>> Begin Records supplied

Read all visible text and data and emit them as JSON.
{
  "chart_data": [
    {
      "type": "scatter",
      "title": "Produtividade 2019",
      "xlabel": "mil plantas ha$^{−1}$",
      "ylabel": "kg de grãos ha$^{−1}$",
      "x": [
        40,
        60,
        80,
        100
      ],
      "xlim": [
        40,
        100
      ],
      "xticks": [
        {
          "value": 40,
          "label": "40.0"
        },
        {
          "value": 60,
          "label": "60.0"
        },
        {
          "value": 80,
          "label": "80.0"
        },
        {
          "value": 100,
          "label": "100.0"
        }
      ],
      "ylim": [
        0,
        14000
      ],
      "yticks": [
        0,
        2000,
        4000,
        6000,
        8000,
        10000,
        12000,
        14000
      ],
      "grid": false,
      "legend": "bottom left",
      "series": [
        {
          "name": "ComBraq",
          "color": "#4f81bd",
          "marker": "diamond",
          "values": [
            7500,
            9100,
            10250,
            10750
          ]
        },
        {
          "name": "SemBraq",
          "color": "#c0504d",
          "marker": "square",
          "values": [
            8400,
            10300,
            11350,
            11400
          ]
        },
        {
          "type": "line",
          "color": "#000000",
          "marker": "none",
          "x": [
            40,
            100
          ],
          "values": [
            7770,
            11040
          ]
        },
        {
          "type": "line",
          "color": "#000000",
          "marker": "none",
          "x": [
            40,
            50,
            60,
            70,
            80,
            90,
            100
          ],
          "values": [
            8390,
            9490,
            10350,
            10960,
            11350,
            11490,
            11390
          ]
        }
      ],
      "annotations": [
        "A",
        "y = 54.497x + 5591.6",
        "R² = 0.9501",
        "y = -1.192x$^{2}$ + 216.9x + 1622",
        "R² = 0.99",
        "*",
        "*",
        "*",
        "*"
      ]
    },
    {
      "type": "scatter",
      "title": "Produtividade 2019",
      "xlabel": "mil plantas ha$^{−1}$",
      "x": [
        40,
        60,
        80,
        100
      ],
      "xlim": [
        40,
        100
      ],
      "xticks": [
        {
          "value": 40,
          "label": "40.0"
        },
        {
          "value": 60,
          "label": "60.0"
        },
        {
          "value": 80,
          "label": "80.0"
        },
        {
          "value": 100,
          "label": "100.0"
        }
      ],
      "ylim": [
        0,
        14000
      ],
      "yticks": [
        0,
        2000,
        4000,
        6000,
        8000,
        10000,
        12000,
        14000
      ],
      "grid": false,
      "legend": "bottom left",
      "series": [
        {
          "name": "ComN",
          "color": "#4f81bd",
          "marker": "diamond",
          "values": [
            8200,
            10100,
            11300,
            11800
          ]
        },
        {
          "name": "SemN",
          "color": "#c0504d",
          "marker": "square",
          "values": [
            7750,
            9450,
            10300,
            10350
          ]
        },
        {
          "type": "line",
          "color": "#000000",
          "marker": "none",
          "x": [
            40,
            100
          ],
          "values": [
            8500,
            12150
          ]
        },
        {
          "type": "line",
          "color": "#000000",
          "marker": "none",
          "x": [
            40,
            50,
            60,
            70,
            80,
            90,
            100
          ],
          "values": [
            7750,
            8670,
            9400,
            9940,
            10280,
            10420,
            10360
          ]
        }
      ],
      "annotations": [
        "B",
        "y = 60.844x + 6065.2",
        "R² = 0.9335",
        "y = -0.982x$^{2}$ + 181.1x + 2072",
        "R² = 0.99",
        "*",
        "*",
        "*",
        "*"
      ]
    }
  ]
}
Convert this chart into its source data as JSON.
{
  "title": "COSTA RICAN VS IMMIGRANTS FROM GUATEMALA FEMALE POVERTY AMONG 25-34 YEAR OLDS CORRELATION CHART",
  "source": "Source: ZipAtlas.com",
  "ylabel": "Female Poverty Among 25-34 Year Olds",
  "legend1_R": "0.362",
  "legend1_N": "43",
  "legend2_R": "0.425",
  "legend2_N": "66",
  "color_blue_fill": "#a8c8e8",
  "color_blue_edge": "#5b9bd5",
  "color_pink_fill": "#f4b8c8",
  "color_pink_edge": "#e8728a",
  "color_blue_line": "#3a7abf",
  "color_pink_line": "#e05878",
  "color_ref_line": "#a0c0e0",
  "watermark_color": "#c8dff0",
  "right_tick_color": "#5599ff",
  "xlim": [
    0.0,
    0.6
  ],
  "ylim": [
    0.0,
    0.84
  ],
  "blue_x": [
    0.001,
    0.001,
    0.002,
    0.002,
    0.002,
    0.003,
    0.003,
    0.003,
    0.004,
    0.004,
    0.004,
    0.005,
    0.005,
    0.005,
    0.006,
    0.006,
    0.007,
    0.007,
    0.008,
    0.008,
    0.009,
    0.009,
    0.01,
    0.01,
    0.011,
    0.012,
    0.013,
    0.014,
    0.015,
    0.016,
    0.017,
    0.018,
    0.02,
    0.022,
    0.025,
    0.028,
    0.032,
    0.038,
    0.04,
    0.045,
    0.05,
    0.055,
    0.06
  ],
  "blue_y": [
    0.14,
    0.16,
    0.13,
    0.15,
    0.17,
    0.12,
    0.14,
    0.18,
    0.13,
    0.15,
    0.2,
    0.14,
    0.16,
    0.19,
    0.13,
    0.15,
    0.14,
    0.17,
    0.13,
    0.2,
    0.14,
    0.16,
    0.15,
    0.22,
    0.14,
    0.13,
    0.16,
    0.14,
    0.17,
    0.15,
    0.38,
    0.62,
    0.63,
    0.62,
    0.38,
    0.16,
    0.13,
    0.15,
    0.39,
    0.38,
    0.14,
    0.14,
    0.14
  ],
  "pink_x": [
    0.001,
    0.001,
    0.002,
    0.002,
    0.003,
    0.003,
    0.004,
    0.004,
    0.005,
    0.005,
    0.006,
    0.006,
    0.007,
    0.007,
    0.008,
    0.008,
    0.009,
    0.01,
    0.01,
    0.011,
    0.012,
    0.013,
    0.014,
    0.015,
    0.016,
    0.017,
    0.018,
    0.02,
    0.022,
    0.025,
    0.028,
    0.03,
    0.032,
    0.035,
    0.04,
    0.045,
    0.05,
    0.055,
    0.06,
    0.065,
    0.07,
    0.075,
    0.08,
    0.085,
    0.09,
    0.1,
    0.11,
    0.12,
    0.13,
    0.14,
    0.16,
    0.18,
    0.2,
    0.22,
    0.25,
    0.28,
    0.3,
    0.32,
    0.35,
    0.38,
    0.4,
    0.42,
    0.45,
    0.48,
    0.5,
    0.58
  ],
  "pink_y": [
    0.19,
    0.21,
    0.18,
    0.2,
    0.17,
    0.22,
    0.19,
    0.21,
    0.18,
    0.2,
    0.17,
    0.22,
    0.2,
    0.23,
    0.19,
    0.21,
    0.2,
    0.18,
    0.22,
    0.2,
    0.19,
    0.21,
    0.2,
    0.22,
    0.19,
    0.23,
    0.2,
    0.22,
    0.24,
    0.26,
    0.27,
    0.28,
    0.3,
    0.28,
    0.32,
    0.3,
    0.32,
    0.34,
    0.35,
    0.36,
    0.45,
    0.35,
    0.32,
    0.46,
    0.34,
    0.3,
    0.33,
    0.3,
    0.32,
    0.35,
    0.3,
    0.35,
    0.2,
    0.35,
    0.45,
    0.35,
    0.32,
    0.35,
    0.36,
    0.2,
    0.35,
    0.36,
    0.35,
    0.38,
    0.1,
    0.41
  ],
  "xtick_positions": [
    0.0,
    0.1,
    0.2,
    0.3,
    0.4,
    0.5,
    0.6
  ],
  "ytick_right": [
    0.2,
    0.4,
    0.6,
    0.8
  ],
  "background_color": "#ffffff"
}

>> End Records supplied

Problem statement |
Using the listing above, say how many of its lines contain the string "source", giving nothing but the figure.

Full answer |
2